**EXERCISE 1:** Could you copy out the FTX article, everything from "FTX’s current CEO, John" down to "Alameda Research LLC.", renaming "indictment" as "charging document"?
**EXERCISE 2:** Do these statements agree with the FTX article? Answer yes or no for each, quoting the deciding words. (a) Bankman-Fried was arrested at his gated community in Nassau. (b) Williams confirmed that FTX insiders were cooperating with the investigation. (c) John Ray told lawmakers that FTX lost $20 billion of client money.

**PAGE EXCERPT:**
╭──
The day’s events capped a stunning fall from grace in recent weeks for the 30-year-old, who amassed a fortune valued over $20 billion as he rode a cryptocurrency boom to build FTX into one of the world’s largest exchanges before it abruptly collapsed this year.

Bankman-Fried has previously apologized to customers and acknowledged oversight failings at FTX, but said he does not personally think he has any criminal liability.

Earlier on Tuesday, U.S. Attorney Damian Williams in New York said Bankman-Fried made illegal campaign contributions to Democrats and Republicans with “stolen customer money,” saying it was part of one of the “biggest financial frauds in American history.”

“While this is our first public announcement, it will not be our last,” he said, adding Bankman-Fried “made tens of millions of dollars in campaign contributions.”

Bankman-Fried faces a maximum sentence of 115 years in prison if convicted on all eight counts, prosecutors said, though any sentence would depend on a range of factors.

Williams declined to say whether prosecutors would bring charges against other FTX executives and whether any FTX insiders were cooperating with the investigation.

In his first in-person public appearance since the cryptocurrency exchange’s collapse, Bankman-Fried appeared in court on Tuesday in the Bahamas, where FTX is based and where he was arrested at his gated community in the capital, Nassau.

He appeared relaxed when he arrived at the heavily guarded Bahamas court and told the court he could fight extradition to the United States.

Bahamian prosecutors had asked that Bankman-Fried be denied bail if he fights extradition.

“Mr. Bankman-Fried is reviewing the charges with his legal team and considering all of his legal options,” his lawyer, Mark S. Cohen, said in an earlier statement.

FTX’s current CEO, John Ray, told congressional lawmakers on Tuesday that FTX lost $8 billion of client money, saying the company showed “absolute concentration of control in the hands of a small group of grossly inexperienced, nonsophisticated individuals.”

In the indictment unsealed on Tuesday morning, U.S. prosecutors said Bankman-Fried had engaged in a scheme to defraud FTX’s customers by misappropriating their deposits to pay for expenses and debts and to make investments on behalf of his crypto hedge fund, Alameda Research LLC.
╰──
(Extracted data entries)
╭──
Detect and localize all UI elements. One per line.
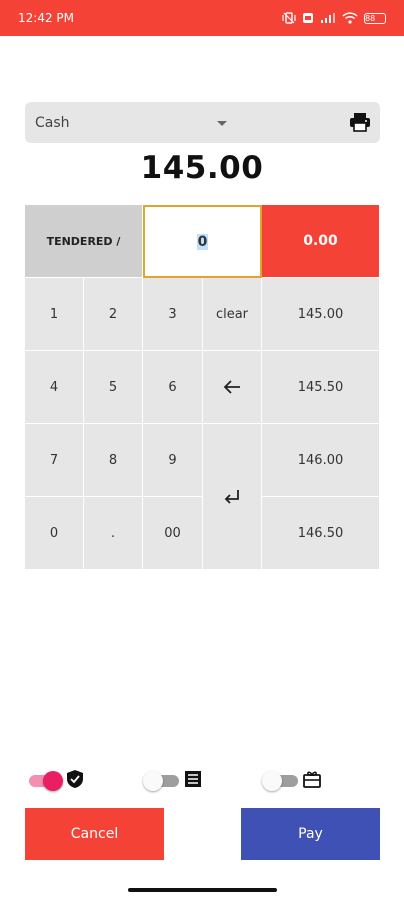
gift-card-icon: [302, 769, 322, 789]
signal-icon: [320, 12, 336, 24]
backspace-key[interactable]: [203, 351, 262, 424]
quick-amount-2[interactable]: 145.50: [262, 351, 380, 424]
printer-icon[interactable]: [349, 112, 371, 132]
status-icons: 88: [282, 12, 386, 24]
status-time: 12:42 PM: [18, 11, 74, 25]
key-3[interactable]: 3: [143, 278, 203, 351]
caret-down-icon: [217, 121, 227, 126]
key-8[interactable]: 8: [84, 424, 143, 497]
gift-card-toggle[interactable]: [262, 771, 302, 791]
key-0[interactable]: 0: [25, 497, 84, 570]
clear-key[interactable]: clear: [203, 278, 262, 351]
keypad: TENDERED / 0 0.00 1 2 3 clear 145.00 4 5…: [25, 205, 380, 570]
status-bar: 12:42 PM 88: [0, 0, 404, 36]
arrow-left-icon: [223, 380, 240, 394]
receipt-toggle[interactable]: [143, 771, 183, 791]
options-toggles: [25, 767, 380, 793]
key-5[interactable]: 5: [84, 351, 143, 424]
sim-icon: [302, 12, 314, 24]
payment-method-select[interactable]: Cash: [25, 102, 380, 143]
wifi-icon: [342, 12, 358, 24]
quick-amount-1[interactable]: 145.00: [262, 278, 380, 351]
secure-toggle[interactable]: [25, 771, 65, 791]
vibrate-icon: [282, 12, 296, 24]
key-1[interactable]: 1: [25, 278, 84, 351]
quick-amount-3[interactable]: 146.00: [262, 424, 380, 497]
quick-amount-4[interactable]: 146.50: [262, 497, 380, 570]
key-6[interactable]: 6: [143, 351, 203, 424]
home-indicator[interactable]: [128, 888, 277, 892]
battery-icon: 88: [364, 12, 386, 24]
key-decimal[interactable]: .: [84, 497, 143, 570]
tendered-amount-input[interactable]: 0: [143, 205, 262, 278]
key-2[interactable]: 2: [84, 278, 143, 351]
enter-key[interactable]: [203, 424, 262, 570]
receipt-list-icon: [183, 769, 203, 789]
total-amount: 145.00: [140, 150, 264, 186]
cancel-button[interactable]: Cancel: [25, 808, 164, 860]
tendered-input-value: 0: [196, 233, 209, 250]
key-7[interactable]: 7: [25, 424, 84, 497]
shield-check-icon: [65, 769, 85, 789]
key-4[interactable]: 4: [25, 351, 84, 424]
payment-method-value: Cash: [35, 114, 70, 131]
toggle-knob: [43, 771, 63, 791]
tendered-label: TENDERED /: [25, 205, 143, 278]
change-amount: 0.00: [262, 205, 380, 278]
pay-button[interactable]: Pay: [241, 808, 380, 860]
key-00[interactable]: 00: [143, 497, 203, 570]
key-9[interactable]: 9: [143, 424, 203, 497]
toggle-knob: [143, 771, 163, 791]
toggle-knob: [262, 771, 282, 791]
enter-icon: [224, 489, 239, 504]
╰──
**COMPLETE RESPONSE 1:**
FTX’s current CEO, John Ray, told congressional lawmakers on Tuesday that FTX lost $8 billion of client money, saying the company showed “absolute concentration of control in the hands of a small group of grossly inexperienced, nonsophisticated individuals.”

In the charging document unsealed on Tuesday morning, U.S. prosecutors said Bankman-Fried had engaged in a scheme to defraud FTX’s customers by misappropriating their deposits to pay for expenses and debts and to make investments on behalf of his crypto hedge fund, Alameda Research LLC.

**COMPLETE RESPONSE 2:**
(a) Yes: "where he was arrested at his gated community in the capital, Nassau."
(b) No: "Williams declined to say whether prosecutors would bring charges against other FTX executives and whether any FTX insiders were cooperating with the investigation."
(c) No: "FTX lost $8 billion of client money"